EXERCISE OBJECTIVE:
Every record should be copied exactly, except that pictures are to be omitted.

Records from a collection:
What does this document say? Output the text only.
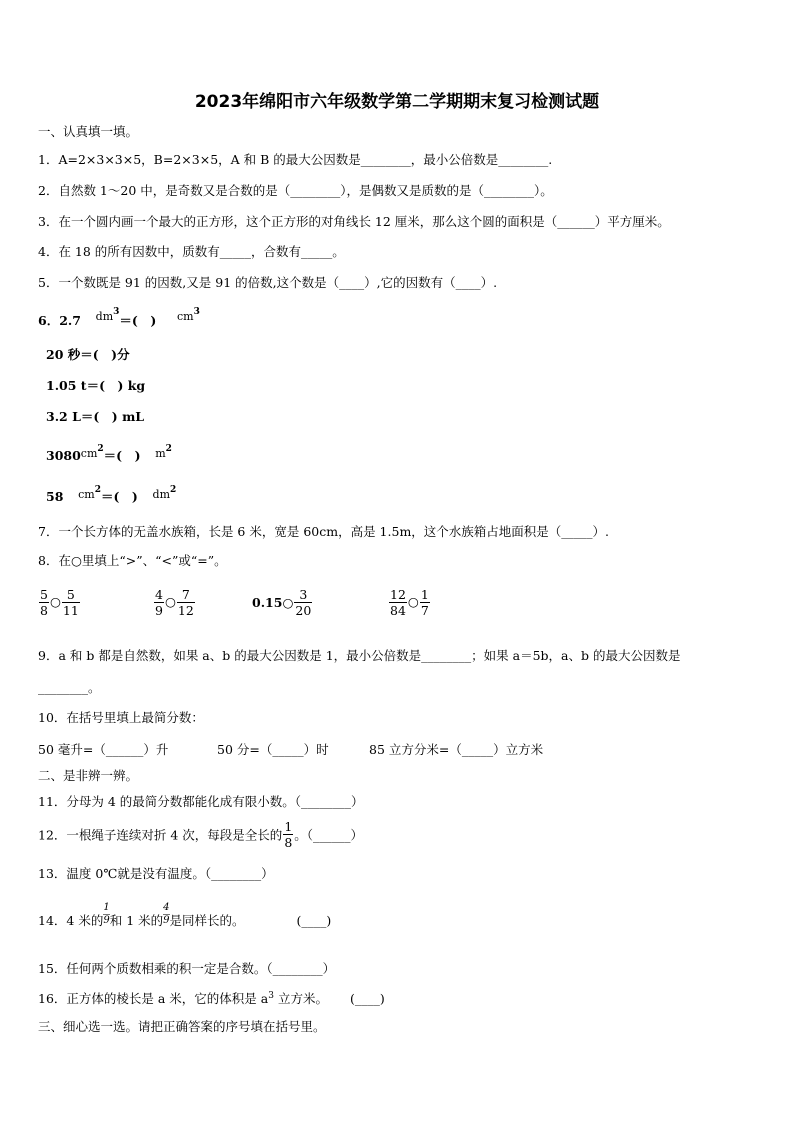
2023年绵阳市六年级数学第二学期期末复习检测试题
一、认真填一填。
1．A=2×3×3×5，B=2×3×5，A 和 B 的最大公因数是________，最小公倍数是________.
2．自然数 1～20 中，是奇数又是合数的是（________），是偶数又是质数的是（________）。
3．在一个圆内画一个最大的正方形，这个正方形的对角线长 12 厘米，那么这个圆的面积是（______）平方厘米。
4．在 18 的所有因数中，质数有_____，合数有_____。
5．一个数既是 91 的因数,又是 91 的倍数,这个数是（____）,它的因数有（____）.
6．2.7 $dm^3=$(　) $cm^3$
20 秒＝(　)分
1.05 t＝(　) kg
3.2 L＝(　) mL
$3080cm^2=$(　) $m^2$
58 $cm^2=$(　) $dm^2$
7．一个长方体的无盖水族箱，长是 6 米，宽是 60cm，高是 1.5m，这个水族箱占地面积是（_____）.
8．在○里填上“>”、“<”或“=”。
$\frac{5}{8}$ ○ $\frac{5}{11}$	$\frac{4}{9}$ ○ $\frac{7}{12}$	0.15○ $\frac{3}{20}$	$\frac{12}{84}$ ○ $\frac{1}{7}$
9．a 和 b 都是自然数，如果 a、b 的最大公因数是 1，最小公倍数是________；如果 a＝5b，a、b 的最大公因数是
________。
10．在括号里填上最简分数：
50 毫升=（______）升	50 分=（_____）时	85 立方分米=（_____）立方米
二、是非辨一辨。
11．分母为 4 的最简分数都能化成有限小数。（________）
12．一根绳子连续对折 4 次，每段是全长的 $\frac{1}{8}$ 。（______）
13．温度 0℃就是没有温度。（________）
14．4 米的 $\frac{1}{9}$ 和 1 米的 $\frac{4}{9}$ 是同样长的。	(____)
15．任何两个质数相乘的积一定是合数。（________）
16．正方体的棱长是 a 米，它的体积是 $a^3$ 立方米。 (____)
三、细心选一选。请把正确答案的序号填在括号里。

RESULT OF THIS EXERCISE:
What does this document say? Output the text only.
2023年绵阳市六年级数学第二学期期末复习检测试题
一、认真填一填。
1．A=2×3×3×5，B=2×3×5，A 和 B 的最大公因数是________，最小公倍数是________.
2．自然数 1～20 中，是奇数又是合数的是（________），是偶数又是质数的是（________）。
3．在一个圆内画一个最大的正方形，这个正方形的对角线长 12 厘米，那么这个圆的面积是（______）平方厘米。
4．在 18 的所有因数中，质数有_____，合数有_____。
5．一个数既是 91 的因数,又是 91 的倍数,这个数是（____）,它的因数有（____）.
6．2.7 $dm^3=$(　) $cm^3$
20 秒＝(　)分
1.05 t＝(　) kg
3.2 L＝(　) mL
$3080cm^2=$(　) $m^2$
58 $cm^2=$(　) $dm^2$
7．一个长方体的无盖水族箱，长是 6 米，宽是 60cm，高是 1.5m，这个水族箱占地面积是（_____）.
8．在○里填上“>”、“<”或“=”。
$\frac{5}{8}$ ○ $\frac{5}{11}$	$\frac{4}{9}$ ○ $\frac{7}{12}$	0.15○ $\frac{3}{20}$	$\frac{12}{84}$ ○ $\frac{1}{7}$
9．a 和 b 都是自然数，如果 a、b 的最大公因数是 1，最小公倍数是________；如果 a＝5b，a、b 的最大公因数是
________。
10．在括号里填上最简分数：
50 毫升=（______）升	50 分=（_____）时	85 立方分米=（_____）立方米
二、是非辨一辨。
11．分母为 4 的最简分数都能化成有限小数。（________）
12．一根绳子连续对折 4 次，每段是全长的 $\frac{1}{8}$ 。（______）
13．温度 0℃就是没有温度。（________）
14．4 米的 $\frac{1}{9}$ 和 1 米的 $\frac{4}{9}$ 是同样长的。	(____)
15．任何两个质数相乘的积一定是合数。（________）
16．正方体的棱长是 a 米，它的体积是 $a^3$ 立方米。 (____)
三、细心选一选。请把正确答案的序号填在括号里。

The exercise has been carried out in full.